═══ Information given

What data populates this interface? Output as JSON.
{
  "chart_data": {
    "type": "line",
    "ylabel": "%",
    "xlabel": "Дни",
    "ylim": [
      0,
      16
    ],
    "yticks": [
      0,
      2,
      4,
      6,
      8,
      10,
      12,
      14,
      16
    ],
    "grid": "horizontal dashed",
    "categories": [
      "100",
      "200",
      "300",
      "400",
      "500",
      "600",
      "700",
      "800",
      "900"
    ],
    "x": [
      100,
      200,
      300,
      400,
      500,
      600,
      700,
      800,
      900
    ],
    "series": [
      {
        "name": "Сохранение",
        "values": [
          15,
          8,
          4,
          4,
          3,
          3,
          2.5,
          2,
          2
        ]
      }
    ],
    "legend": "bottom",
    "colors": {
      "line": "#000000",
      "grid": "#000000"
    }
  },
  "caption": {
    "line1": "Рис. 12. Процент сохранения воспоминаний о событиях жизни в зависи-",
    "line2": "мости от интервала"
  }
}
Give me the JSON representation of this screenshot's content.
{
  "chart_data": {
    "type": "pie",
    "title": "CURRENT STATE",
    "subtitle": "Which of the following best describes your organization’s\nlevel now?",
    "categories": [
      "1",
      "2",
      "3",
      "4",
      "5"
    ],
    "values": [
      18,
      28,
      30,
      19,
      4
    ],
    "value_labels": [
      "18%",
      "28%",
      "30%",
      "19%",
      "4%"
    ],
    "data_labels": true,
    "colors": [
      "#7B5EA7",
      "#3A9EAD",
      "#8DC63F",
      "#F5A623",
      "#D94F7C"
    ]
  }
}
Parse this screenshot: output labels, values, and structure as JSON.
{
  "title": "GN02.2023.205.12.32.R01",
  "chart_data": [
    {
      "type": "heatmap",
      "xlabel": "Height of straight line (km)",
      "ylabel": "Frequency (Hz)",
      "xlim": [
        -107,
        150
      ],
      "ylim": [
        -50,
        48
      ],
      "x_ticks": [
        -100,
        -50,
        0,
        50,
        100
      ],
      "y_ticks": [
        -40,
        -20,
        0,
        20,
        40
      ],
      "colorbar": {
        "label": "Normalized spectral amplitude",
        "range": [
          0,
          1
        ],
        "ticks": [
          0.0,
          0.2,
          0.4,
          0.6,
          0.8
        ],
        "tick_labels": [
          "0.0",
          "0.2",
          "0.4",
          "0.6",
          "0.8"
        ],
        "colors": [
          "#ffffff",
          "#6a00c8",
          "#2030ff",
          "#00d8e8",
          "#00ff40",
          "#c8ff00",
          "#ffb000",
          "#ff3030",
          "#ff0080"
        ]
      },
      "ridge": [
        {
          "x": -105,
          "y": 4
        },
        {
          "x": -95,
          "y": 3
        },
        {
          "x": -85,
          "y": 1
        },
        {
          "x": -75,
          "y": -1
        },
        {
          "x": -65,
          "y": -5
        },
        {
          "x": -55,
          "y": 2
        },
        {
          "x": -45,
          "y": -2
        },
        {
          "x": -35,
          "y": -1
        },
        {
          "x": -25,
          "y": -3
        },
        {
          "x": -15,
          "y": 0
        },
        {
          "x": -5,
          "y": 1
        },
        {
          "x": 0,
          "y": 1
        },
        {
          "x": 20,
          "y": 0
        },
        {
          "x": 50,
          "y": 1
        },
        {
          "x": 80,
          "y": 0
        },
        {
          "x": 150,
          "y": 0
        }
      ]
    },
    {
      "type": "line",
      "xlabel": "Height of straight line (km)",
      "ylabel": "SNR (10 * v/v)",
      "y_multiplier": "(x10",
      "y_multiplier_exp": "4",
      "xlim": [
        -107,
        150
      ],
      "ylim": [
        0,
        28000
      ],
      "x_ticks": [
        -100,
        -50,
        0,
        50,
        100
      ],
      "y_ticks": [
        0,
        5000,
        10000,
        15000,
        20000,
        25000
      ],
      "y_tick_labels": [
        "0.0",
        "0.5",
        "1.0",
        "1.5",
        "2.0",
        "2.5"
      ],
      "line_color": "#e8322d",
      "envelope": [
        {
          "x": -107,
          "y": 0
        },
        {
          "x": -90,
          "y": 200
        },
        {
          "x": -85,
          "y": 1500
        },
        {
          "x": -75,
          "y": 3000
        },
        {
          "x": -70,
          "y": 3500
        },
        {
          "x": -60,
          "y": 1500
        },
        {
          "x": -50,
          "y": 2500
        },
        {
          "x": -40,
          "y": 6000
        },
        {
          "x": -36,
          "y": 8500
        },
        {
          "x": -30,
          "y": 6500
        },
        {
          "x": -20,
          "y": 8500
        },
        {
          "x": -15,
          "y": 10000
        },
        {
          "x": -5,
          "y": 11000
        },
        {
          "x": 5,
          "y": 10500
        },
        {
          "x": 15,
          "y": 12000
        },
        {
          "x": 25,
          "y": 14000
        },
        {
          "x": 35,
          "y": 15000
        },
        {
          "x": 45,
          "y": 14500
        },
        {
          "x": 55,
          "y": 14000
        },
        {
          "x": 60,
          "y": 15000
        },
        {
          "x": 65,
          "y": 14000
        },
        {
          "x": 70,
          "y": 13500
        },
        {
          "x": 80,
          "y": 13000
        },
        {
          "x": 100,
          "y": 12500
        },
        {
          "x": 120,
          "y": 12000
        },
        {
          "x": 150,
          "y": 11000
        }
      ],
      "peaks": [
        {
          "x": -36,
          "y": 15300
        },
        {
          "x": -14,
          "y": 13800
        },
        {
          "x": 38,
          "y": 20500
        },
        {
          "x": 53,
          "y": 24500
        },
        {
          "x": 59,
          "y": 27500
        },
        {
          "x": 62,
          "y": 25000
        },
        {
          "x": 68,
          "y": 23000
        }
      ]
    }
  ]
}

══════

● Work instructions
Find every line that includes the string "ylabel". Report how many there are and nothing else.

● Problem solution
3